→ **What the exercise asks**:
Each line containing the word "Standard" should be found and copied.

* BEGIN Records for the exercise *

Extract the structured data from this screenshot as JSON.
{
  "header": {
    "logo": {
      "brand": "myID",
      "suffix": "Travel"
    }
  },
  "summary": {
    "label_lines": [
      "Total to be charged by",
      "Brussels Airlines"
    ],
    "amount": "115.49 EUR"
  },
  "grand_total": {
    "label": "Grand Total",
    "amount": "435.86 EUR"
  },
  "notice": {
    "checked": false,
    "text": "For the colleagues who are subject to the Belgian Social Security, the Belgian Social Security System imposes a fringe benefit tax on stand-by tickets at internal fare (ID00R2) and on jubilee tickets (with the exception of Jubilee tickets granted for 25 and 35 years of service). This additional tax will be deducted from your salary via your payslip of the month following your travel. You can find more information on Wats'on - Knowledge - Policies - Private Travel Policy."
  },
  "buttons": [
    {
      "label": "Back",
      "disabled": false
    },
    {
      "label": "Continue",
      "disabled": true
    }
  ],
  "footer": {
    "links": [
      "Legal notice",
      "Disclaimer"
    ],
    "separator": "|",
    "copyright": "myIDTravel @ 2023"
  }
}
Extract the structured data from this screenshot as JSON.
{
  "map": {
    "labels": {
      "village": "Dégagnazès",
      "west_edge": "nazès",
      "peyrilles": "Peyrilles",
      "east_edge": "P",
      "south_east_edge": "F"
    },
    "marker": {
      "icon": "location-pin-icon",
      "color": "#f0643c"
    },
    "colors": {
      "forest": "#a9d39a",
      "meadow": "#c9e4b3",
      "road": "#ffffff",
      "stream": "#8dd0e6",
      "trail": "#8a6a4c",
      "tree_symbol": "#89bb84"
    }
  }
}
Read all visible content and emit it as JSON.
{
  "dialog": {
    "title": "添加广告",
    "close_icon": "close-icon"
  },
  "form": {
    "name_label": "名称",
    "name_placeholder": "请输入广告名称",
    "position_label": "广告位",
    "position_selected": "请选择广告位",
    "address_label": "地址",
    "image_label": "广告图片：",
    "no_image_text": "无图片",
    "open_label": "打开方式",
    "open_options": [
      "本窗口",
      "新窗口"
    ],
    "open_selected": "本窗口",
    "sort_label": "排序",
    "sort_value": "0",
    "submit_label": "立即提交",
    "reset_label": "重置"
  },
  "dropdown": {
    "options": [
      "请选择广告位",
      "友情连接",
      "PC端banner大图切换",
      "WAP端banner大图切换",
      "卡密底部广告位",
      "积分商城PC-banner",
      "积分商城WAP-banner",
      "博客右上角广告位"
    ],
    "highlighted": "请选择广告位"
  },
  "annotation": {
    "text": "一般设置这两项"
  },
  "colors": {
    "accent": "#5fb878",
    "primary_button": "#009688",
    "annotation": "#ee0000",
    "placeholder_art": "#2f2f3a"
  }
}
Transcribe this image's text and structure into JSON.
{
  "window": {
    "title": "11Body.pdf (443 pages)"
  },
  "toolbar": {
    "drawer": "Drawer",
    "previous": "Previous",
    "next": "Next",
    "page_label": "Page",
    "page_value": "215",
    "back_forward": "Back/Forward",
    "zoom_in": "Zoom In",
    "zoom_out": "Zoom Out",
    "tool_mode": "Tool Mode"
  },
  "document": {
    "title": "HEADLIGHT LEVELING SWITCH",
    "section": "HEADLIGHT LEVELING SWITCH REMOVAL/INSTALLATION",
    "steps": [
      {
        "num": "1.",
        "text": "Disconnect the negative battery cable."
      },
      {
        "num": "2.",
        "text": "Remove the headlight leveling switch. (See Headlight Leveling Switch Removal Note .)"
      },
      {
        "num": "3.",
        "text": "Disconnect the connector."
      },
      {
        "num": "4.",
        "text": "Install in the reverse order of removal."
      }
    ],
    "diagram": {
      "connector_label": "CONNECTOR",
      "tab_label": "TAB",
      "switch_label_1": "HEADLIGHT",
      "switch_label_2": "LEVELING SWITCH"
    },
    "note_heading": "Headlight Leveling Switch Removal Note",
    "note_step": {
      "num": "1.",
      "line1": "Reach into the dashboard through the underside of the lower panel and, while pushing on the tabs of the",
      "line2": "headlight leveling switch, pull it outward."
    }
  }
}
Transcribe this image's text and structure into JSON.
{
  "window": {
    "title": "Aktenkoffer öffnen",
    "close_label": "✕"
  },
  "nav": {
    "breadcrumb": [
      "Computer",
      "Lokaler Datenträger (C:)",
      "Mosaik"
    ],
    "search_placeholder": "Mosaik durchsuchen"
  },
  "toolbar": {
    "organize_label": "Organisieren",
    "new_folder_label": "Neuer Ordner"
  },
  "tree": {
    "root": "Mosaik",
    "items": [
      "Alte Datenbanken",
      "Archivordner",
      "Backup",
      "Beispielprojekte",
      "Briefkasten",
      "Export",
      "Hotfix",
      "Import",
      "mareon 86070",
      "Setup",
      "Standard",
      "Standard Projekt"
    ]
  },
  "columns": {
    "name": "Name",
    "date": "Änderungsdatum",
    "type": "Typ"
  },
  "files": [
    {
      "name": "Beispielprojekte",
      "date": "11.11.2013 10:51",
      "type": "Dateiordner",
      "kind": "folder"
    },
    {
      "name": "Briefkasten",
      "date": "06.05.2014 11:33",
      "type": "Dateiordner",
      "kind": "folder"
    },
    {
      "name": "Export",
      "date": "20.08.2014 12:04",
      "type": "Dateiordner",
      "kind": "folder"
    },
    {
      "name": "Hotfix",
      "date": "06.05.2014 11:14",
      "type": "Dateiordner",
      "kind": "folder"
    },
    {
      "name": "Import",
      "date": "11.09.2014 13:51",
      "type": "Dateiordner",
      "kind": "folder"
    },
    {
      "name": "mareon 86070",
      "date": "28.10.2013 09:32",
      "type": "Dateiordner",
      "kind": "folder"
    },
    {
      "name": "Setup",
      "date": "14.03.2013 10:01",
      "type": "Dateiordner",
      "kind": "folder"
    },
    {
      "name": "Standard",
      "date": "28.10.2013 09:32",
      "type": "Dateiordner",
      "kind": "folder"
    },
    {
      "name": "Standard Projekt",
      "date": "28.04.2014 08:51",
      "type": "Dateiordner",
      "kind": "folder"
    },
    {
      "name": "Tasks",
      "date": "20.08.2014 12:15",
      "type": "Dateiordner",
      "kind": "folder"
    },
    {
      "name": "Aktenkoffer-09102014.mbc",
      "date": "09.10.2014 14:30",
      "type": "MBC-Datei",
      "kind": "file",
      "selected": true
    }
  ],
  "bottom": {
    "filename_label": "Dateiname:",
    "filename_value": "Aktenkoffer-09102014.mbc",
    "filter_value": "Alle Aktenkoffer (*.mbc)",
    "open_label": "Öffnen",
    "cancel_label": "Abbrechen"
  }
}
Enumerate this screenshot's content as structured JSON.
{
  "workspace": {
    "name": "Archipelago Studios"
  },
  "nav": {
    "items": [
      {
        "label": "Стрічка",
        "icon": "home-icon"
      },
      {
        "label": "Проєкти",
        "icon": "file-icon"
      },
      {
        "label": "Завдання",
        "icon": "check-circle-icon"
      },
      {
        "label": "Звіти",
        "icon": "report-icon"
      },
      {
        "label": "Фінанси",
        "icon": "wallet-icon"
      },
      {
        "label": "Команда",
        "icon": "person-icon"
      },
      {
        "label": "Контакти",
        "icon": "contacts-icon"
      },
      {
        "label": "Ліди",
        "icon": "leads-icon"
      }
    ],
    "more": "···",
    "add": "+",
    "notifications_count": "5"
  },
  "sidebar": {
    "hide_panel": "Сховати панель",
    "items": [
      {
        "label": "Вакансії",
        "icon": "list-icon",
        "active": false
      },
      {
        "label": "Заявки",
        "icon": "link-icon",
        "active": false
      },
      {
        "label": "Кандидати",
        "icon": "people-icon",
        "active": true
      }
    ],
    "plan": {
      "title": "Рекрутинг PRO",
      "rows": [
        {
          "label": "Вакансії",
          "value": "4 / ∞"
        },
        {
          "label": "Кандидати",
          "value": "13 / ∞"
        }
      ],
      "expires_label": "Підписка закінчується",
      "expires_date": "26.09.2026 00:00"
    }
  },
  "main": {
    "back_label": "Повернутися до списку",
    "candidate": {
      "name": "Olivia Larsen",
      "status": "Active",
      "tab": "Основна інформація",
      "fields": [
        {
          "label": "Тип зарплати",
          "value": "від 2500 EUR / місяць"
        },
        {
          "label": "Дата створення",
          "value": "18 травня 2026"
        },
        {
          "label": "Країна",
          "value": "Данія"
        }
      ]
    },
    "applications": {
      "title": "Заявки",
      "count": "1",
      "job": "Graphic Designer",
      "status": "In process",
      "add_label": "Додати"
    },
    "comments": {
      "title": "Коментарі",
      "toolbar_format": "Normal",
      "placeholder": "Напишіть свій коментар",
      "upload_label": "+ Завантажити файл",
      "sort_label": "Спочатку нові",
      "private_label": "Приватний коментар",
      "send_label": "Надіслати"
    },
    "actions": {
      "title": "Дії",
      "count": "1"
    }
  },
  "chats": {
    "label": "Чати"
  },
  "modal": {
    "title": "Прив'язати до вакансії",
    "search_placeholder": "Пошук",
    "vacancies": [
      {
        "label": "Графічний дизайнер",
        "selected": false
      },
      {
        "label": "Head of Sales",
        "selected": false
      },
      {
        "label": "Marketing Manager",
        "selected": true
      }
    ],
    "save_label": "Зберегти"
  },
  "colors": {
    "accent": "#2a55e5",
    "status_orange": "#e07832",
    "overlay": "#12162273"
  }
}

* END Records for the exercise *

→ **Task output**:
      "Standard",
      "Standard Projekt"
      "name": "Standard",
      "name": "Standard Projekt",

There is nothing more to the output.